> _BRIEF_:
Each record below is to be reproduced without any change.

> _EXERCISE INPUT_:
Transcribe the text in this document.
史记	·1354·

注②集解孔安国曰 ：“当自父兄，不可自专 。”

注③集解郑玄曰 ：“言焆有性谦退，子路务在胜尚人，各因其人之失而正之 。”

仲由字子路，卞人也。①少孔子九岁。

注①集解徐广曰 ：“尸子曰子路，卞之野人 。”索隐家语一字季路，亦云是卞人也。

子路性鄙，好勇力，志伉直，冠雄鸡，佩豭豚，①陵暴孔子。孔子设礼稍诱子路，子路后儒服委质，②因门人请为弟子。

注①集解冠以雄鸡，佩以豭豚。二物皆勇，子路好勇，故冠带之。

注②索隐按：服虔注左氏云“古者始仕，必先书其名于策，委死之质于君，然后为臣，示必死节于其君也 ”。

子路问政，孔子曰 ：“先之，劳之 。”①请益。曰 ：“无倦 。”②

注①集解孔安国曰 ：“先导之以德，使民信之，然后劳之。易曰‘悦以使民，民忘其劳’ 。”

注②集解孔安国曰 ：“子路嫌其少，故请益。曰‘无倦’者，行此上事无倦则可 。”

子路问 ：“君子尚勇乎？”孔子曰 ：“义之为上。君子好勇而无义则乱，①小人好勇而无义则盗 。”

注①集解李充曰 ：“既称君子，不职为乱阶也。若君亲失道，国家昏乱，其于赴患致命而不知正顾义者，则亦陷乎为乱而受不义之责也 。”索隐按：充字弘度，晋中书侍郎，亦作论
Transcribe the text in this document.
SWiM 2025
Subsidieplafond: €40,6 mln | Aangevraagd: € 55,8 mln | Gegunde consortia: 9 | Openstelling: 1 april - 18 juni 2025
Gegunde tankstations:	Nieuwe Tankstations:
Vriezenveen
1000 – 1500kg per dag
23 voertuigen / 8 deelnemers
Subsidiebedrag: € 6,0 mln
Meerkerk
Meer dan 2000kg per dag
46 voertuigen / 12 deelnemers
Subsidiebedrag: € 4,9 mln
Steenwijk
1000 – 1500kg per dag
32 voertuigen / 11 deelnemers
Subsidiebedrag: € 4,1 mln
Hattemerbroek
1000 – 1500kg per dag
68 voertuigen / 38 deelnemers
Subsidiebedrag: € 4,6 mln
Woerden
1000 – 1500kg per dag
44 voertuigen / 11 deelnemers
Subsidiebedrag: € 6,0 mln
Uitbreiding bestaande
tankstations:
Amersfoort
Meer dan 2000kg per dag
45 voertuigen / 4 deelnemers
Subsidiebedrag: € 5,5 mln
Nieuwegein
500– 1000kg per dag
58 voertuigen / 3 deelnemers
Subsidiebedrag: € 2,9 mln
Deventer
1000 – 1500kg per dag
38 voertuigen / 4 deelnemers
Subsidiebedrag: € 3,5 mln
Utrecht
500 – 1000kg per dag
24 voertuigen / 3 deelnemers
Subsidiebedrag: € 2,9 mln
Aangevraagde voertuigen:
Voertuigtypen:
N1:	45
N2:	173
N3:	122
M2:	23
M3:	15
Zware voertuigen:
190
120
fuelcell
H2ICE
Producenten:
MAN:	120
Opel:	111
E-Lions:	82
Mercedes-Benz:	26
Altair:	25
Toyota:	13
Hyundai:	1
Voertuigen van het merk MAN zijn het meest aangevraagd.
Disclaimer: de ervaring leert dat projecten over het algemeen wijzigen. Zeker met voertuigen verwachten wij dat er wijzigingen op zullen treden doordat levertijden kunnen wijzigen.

> _COMPLETE ANSWER_:
Transcribe the text in this document.
史记	·1354·

注②集解孔安国曰 ：“当自父兄，不可自专 。”

注③集解郑玄曰 ：“言焆有性谦退，子路务在胜尚人，各因其人之失而正之 。”

仲由字子路，卞人也。①少孔子九岁。

注①集解徐广曰 ：“尸子曰子路，卞之野人 。”索隐家语一字季路，亦云是卞人也。

子路性鄙，好勇力，志伉直，冠雄鸡，佩豭豚，①陵暴孔子。孔子设礼稍诱子路，子路后儒服委质，②因门人请为弟子。

注①集解冠以雄鸡，佩以豭豚。二物皆勇，子路好勇，故冠带之。

注②索隐按：服虔注左氏云“古者始仕，必先书其名于策，委死之质于君，然后为臣，示必死节于其君也 ”。

子路问政，孔子曰 ：“先之，劳之 。”①请益。曰 ：“无倦 。”②

注①集解孔安国曰 ：“先导之以德，使民信之，然后劳之。易曰‘悦以使民，民忘其劳’ 。”

注②集解孔安国曰 ：“子路嫌其少，故请益。曰‘无倦’者，行此上事无倦则可 。”

子路问 ：“君子尚勇乎？”孔子曰 ：“义之为上。君子好勇而无义则乱，①小人好勇而无义则盗 。”

注①集解李充曰 ：“既称君子，不职为乱阶也。若君亲失道，国家昏乱，其于赴患致命而不知正顾义者，则亦陷乎为乱而受不义之责也 。”索隐按：充字弘度，晋中书侍郎，亦作论
Transcribe the text in this document.
SWiM 2025
Subsidieplafond: €40,6 mln | Aangevraagd: € 55,8 mln | Gegunde consortia: 9 | Openstelling: 1 april - 18 juni 2025
Gegunde tankstations:	Nieuwe Tankstations:
Vriezenveen
1000 – 1500kg per dag
23 voertuigen / 8 deelnemers
Subsidiebedrag: € 6,0 mln
Meerkerk
Meer dan 2000kg per dag
46 voertuigen / 12 deelnemers
Subsidiebedrag: € 4,9 mln
Steenwijk
1000 – 1500kg per dag
32 voertuigen / 11 deelnemers
Subsidiebedrag: € 4,1 mln
Hattemerbroek
1000 – 1500kg per dag
68 voertuigen / 38 deelnemers
Subsidiebedrag: € 4,6 mln
Woerden
1000 – 1500kg per dag
44 voertuigen / 11 deelnemers
Subsidiebedrag: € 6,0 mln
Uitbreiding bestaande
tankstations:
Amersfoort
Meer dan 2000kg per dag
45 voertuigen / 4 deelnemers
Subsidiebedrag: € 5,5 mln
Nieuwegein
500– 1000kg per dag
58 voertuigen / 3 deelnemers
Subsidiebedrag: € 2,9 mln
Deventer
1000 – 1500kg per dag
38 voertuigen / 4 deelnemers
Subsidiebedrag: € 3,5 mln
Utrecht
500 – 1000kg per dag
24 voertuigen / 3 deelnemers
Subsidiebedrag: € 2,9 mln
Aangevraagde voertuigen:
Voertuigtypen:
N1:	45
N2:	173
N3:	122
M2:	23
M3:	15
Zware voertuigen:
190
120
fuelcell
H2ICE
Producenten:
MAN:	120
Opel:	111
E-Lions:	82
Mercedes-Benz:	26
Altair:	25
Toyota:	13
Hyundai:	1
Voertuigen van het merk MAN zijn het meest aangevraagd.
Disclaimer: de ervaring leert dat projecten over het algemeen wijzigen. Zeker met voertuigen verwachten wij dat er wijzigingen op zullen treden doordat levertijden kunnen wijzigen.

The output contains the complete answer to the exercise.